# Trailer Wiring Harness Troubles



## boatek (May 13, 2005)

Hi all,

I've spend several hours tonight attempting to wire a trailer harness to the X-Trail. I've got the tail light converter, and figured that it can't be that hard to splice in 5 wires. 

So, I started by removing the left taillight lens cover and checking the wire colours for the turn, running and brake lights. Worked the tape off the main harness running down the left side of the spare tire and started splicing there. Upon checking my work, I noticed that I wasn't getting 12V from the splices. After trouble shooting for a while I verified that there was 12V at the harness that was in the lens cover. There was. So, I thought that I'd splice there instead. I couldn't get a wire from the lens cover back into the spare tire area. So, I'm at a loss. This can't be that difficult!

Those of you with trailer hitch wiring harnesses, can you have a look and let me know, or better yet, pass along some pictures.

Thanks,

Ken


----------



## aussietrail (Sep 24, 2004)

Hi Ken,

I can confirm that all splicing is done near the spare tyre. I have fitted a nissan towbar, but it didn't come with the wiring harness, the boys that for the bar for me, spliced through the existing wiring there, but I didn't have a trailer to test it at the time.

3 months later, I got a trailer, hooked it up to the wiring harness on the towbar and whenever I pressed the brakes, my rear wipe would move. hehehe 

Took it to another electrician who said the grounding wire wasn't done properly, but he re-wired the whole thing from scratch just to be safe. He only worked in that area and never removed the tail-lights to get the 12 volt.

I would have taken photos of the wiring, but it's taped-up about a 100 times and I don't feel like messing around with the wiring (now that it's working)

Sorry that I can't be of any help, but at least I can tell you that you're on the right track and no need to run any wires from the tail-lights.


----------



## ValBoo (May 19, 2003)

I am not sure about how the trailer lights should be connected *or if the use of relays is necessary*.

But I am sure about the following information & perhaps you can make use of it:

The body harness running inside the car, in the spare wheel area, and tucked close to the rear bumper has all the wires you should need:

wire color codes are as follows:

day lights = solid red wire
brake lights = solid pink wire
turn signal left = green wire with black stripe
turn signal right = green wire with yellow stripe

grounds (any) = solid black wire


good luck,
Marc.





boatek said:


> Hi all,
> 
> I've spend several hours tonight attempting to wire a trailer harness to the X-Trail. I've got the tail light converter, and figured that it can't be that hard to splice in 5 wires.
> 
> ...


----------



## damon (May 12, 2005)

Does any one know what the other wires in the harness control?
Is there any not being used? Need to activate rear fog light without running a wire
hope to tap into one not used in the harness
Thanks for your help


----------



## ValBoo (May 19, 2003)

Not sure there are any spare wires in our Canadian version unfortunately (there is none for the fog light)...

But why don't you hook it up like Stephen & I did ?

click here


----------



## damon (May 12, 2005)

prefer to have the rear fog light switched so I can turn it off when not required.

COLLECTED MATERIAL
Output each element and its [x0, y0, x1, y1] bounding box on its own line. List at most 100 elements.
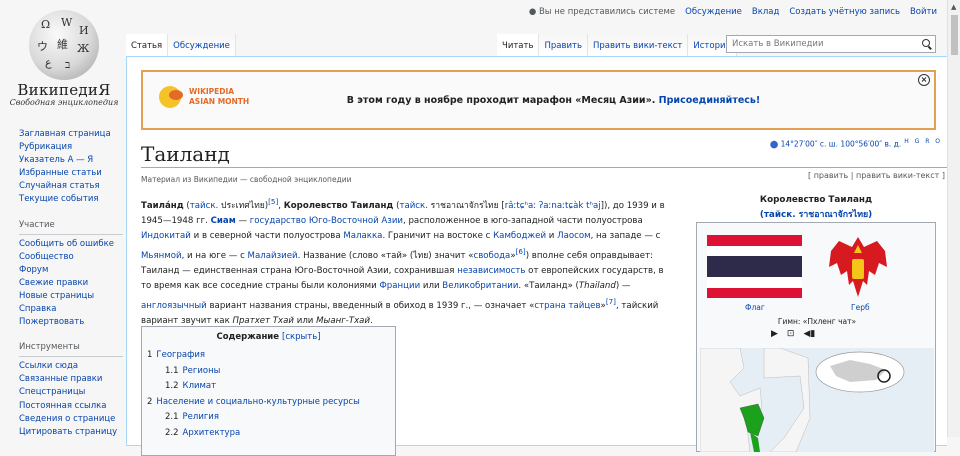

JOBS
1 > Answer each of these about the trailer wiring thread above:
(a) Which wire color does ValBoo list for the brake lights?
(b) With the trailer hooked up, what moved whenever aussietrail pressed the brakes?
(c) What light does damon want to activate without running a wire?
2 > Can you write the next part of the trailer wiring forum thread, following on from damon's last post?

TASK RESULTS
1 >
(a) A solid pink wire.
(b) The rear wipe.
(c) The rear fog light.

2 >
Trying to avoid running a wire from front it back if I do not have to.


----------



## boatek (May 13, 2005)

*Thanks...*

Thanks for the help... got it working, temporally. I needed a module that is powered separately from the tail light signals. I have yet to run the wire under the X and up to the battery. I just used the DC power outlet in the rear to test the power. Looking at it, this shouldn't be too hard. There are three plugs in the spare tire area that I can poke a hole in and get to the underside, and then the brake lines look to have a spare hanger to run the wire up to the engine. I'll just have to remember to get some caulking to seal the hole up again.

Cheers,

Ken


----------



## ecrase2500 (Dec 31, 2004)

boatek said:


> Thanks for the help... got it working, temporally. I needed a module that is powered separately from the tail light signals. I have yet to run the wire under the X and up to the battery. I just used the DC power outlet in the rear to test the power. Looking at it, this shouldn't be too hard. There are three plugs in the spare tire area that I can poke a hole in and get to the underside, and then the brake lines look to have a spare hanger to run the wire up to the engine. I'll just have to remember to get some caulking to seal the hole up again.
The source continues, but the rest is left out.